> _Task description_:
Using the listing below, please gather every line containing the word "тѣла".

> _Given records_:

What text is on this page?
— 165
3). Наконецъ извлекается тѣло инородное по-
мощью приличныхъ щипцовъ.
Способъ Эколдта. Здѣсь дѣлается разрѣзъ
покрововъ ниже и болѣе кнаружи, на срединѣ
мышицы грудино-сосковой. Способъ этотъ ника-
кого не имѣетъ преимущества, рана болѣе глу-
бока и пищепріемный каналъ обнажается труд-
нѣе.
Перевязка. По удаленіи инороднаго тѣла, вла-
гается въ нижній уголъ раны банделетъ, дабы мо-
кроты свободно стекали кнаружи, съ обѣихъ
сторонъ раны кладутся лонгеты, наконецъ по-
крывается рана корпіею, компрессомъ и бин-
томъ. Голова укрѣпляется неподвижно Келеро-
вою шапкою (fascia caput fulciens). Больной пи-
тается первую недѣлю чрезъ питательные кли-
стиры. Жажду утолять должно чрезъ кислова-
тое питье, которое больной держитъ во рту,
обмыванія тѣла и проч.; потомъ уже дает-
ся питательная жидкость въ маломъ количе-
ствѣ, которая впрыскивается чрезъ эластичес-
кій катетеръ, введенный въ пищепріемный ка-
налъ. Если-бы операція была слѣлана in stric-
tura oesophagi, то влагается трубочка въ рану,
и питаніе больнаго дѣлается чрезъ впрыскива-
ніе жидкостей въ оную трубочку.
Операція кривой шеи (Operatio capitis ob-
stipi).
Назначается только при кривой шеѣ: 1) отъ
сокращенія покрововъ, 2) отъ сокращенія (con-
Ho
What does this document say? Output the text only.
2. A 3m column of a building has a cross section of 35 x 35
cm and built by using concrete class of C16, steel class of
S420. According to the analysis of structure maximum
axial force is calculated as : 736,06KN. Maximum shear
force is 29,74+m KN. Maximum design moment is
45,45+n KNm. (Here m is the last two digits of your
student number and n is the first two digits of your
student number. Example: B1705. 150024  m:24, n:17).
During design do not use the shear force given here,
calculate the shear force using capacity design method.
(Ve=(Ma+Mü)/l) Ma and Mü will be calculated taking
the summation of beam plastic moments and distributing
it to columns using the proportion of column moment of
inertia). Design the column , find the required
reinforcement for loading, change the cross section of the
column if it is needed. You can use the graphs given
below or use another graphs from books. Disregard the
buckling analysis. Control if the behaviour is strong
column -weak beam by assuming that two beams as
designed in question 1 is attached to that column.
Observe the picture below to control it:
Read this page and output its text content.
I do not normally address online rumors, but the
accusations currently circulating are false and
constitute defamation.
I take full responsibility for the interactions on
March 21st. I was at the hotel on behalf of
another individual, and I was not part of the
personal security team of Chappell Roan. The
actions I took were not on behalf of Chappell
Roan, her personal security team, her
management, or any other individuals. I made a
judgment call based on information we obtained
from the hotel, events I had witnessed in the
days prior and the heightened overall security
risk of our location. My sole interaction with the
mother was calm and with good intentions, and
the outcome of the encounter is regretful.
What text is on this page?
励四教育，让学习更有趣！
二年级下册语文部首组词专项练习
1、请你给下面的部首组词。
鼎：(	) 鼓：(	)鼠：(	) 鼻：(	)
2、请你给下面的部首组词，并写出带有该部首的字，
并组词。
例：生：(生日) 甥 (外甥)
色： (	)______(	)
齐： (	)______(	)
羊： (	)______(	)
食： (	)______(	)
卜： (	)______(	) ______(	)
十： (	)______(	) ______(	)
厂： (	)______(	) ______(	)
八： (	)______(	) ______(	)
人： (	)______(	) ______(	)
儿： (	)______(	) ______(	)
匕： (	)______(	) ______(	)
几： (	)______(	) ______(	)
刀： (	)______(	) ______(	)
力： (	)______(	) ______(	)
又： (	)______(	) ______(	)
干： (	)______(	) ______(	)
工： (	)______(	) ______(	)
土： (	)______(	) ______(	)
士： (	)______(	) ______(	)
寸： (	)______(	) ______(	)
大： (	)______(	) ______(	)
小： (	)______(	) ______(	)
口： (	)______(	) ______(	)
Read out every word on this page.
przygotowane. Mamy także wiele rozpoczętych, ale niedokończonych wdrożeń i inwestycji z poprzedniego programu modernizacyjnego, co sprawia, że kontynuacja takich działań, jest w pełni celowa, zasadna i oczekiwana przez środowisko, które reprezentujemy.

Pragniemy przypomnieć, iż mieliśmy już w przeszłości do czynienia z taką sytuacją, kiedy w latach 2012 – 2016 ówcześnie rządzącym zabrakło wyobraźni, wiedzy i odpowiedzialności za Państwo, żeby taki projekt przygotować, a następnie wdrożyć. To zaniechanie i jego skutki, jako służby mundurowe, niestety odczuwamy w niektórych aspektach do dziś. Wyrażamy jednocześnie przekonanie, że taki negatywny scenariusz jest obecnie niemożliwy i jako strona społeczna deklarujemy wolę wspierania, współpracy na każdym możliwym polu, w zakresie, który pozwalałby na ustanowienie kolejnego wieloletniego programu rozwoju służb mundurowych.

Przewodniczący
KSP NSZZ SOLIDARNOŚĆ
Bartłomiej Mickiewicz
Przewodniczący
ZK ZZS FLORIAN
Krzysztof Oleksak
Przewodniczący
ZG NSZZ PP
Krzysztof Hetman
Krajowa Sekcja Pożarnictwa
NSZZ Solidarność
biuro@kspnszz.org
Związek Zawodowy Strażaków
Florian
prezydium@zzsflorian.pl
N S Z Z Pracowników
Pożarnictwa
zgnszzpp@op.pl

> _Correct result_:
Перевязка. По удаленіи инороднаго тѣла, вла-
обмыванія тѣла и проч.; потомъ уже дает-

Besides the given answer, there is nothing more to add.